▸ **Extract to read**
AI Impact

Learn more about the impact your AI initiatives are having on your other Multitudes metrics.

Understand how AI tools affect outcomes, by looking at their impact on leading and lagging indicators of productivity, quality, and developer experience.

Multitudes conducts ongoing research into the impact of AI on engineering teams. Our findings show that the actions you take as a leader have the biggest impact on the success of your AI rollout – not your tooling. With the right initiatives, you can help your team get more benefit from AI, with fewer of the costs (to codebase quality, learning, and more).

But to do that, we need to be able to measure and compare the impact of each of our AI initiatives. This feature helps you do just that, with holistic metrics looking across productivity, code quality measures, and developer experience.

Note that we found that it is important to control for interventions by looking at pre-and-post metrics. We share more about that below.

▸ **Task instructions**
In the AI Impact text, list the areas whose leading and lagging indicators are named in the sentence beginning "Understand how AI tools affect outcomes". The material has no role in this exercise.

▸ **Recorded data**
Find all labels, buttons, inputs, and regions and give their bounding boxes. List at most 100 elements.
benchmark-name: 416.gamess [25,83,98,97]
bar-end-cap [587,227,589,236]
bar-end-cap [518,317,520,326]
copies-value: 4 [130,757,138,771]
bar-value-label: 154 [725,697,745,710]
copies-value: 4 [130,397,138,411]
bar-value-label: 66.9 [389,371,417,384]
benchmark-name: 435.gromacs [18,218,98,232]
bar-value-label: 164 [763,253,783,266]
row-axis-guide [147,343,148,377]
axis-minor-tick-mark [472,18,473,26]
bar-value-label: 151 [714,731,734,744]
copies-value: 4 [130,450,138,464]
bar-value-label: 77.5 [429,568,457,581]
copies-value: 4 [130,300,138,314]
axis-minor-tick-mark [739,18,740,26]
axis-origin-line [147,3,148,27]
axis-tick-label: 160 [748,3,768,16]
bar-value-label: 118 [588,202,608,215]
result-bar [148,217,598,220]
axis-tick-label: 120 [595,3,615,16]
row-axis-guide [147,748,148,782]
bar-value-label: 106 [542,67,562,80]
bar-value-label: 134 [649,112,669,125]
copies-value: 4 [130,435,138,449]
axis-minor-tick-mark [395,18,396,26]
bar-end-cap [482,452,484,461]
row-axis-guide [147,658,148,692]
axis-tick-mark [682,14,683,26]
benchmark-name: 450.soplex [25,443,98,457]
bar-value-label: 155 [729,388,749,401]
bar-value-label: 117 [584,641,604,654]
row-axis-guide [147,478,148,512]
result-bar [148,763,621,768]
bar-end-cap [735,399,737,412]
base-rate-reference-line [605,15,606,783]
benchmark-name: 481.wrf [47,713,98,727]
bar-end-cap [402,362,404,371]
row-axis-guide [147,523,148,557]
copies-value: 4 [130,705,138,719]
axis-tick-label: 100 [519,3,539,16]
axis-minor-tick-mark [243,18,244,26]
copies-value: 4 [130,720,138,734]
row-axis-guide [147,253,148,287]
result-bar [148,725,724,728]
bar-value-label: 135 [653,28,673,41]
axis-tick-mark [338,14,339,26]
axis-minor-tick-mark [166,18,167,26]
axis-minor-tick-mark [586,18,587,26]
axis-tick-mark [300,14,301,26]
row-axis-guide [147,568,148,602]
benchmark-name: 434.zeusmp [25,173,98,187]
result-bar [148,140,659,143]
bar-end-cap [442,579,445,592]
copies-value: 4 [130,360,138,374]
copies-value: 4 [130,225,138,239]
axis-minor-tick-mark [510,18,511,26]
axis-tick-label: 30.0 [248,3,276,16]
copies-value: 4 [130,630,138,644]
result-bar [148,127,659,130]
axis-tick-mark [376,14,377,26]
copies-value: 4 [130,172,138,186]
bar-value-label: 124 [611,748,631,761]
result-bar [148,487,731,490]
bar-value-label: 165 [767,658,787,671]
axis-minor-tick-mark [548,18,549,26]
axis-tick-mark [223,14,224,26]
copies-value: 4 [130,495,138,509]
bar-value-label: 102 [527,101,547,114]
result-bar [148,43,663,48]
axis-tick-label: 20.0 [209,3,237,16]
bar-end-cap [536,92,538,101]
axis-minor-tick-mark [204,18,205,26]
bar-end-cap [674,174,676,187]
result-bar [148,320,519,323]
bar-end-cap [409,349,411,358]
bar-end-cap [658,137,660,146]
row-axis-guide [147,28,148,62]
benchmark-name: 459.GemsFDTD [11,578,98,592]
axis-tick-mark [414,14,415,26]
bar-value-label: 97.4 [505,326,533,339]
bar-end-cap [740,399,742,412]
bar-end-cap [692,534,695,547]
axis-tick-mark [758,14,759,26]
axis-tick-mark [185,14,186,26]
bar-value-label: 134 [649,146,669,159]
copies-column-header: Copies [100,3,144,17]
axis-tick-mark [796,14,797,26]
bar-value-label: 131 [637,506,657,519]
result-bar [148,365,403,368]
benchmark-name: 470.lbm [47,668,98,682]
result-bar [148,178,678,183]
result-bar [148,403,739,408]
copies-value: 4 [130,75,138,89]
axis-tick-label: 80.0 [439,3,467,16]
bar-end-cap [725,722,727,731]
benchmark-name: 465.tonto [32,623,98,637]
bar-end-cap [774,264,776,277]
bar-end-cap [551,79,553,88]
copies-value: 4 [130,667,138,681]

▸ **Answer to this exercise**
- Productivity
- Quality
- Developer experience